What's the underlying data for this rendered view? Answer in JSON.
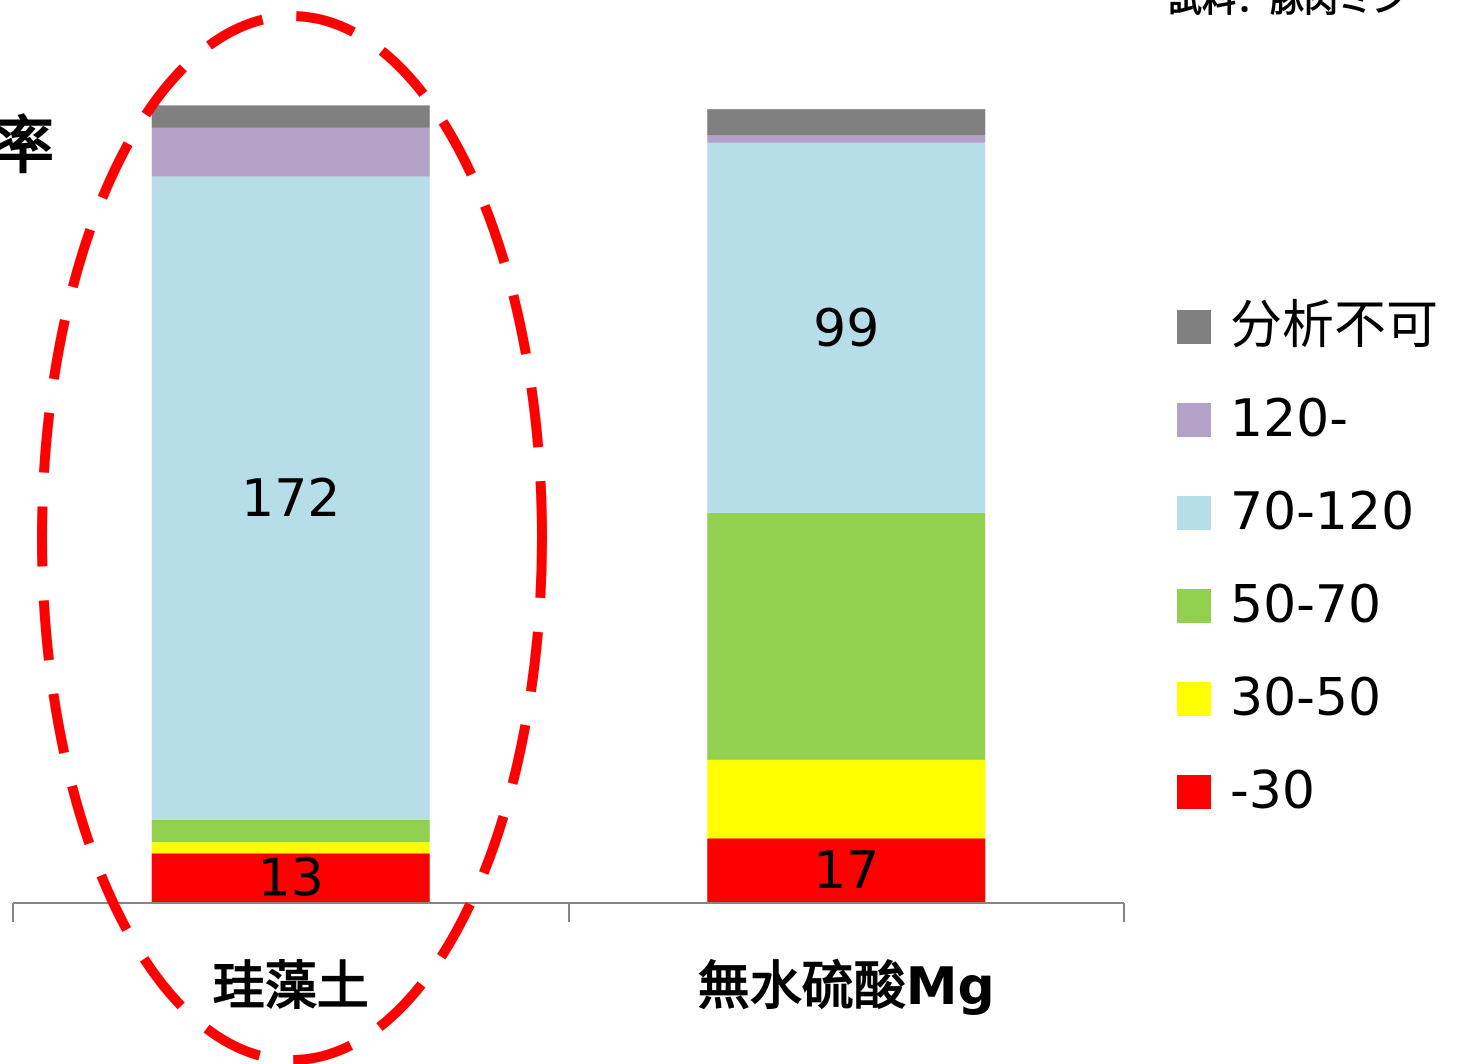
{
  "chart_data": {
    "type": "stacked_bar",
    "title": "率",
    "annotation": "試料：豚肉ミン",
    "categories": [
      "珪藻土",
      "無水硫酸Mg"
    ],
    "series": [
      {
        "name": "-30",
        "color": "#ff0000",
        "values": [
          13,
          17
        ],
        "value_labels": [
          "13",
          "17"
        ]
      },
      {
        "name": "30-50",
        "color": "#ffff00",
        "values": [
          3,
          21
        ],
        "value_labels": [
          null,
          null
        ]
      },
      {
        "name": "50-70",
        "color": "#92d050",
        "values": [
          6,
          66
        ],
        "value_labels": [
          null,
          null
        ]
      },
      {
        "name": "70-120",
        "color": "#b7dde8",
        "values": [
          172,
          99
        ],
        "value_labels": [
          "172",
          "99"
        ]
      },
      {
        "name": "120-",
        "color": "#b2a2c7",
        "values": [
          13,
          2
        ],
        "value_labels": [
          null,
          null
        ]
      },
      {
        "name": "分析不可",
        "color": "#808080",
        "values": [
          6,
          7
        ],
        "value_labels": [
          null,
          null
        ]
      }
    ]
  }
}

• • • • •

→ **Exercise details**
Leave out the pictures and copy the rest of the material above exactly.

→ **Solution to this task**
What's the underlying data for this rendered view? Answer in JSON.
{
  "chart_data": {
    "type": "stacked_bar",
    "title": "率",
    "annotation": "試料：豚肉ミン",
    "categories": [
      "珪藻土",
      "無水硫酸Mg"
    ],
    "series": [
      {
        "name": "-30",
        "color": "#ff0000",
        "values": [
          13,
          17
        ],
        "value_labels": [
          "13",
          "17"
        ]
      },
      {
        "name": "30-50",
        "color": "#ffff00",
        "values": [
          3,
          21
        ],
        "value_labels": [
          null,
          null
        ]
      },
      {
        "name": "50-70",
        "color": "#92d050",
        "values": [
          6,
          66
        ],
        "value_labels": [
          null,
          null
        ]
      },
      {
        "name": "70-120",
        "color": "#b7dde8",
        "values": [
          172,
          99
        ],
        "value_labels": [
          "172",
          "99"
        ]
      },
      {
        "name": "120-",
        "color": "#b2a2c7",
        "values": [
          13,
          2
        ],
        "value_labels": [
          null,
          null
        ]
      },
      {
        "name": "分析不可",
        "color": "#808080",
        "values": [
          6,
          7
        ],
        "value_labels": [
          null,
          null
        ]
      }
    ]
  }
}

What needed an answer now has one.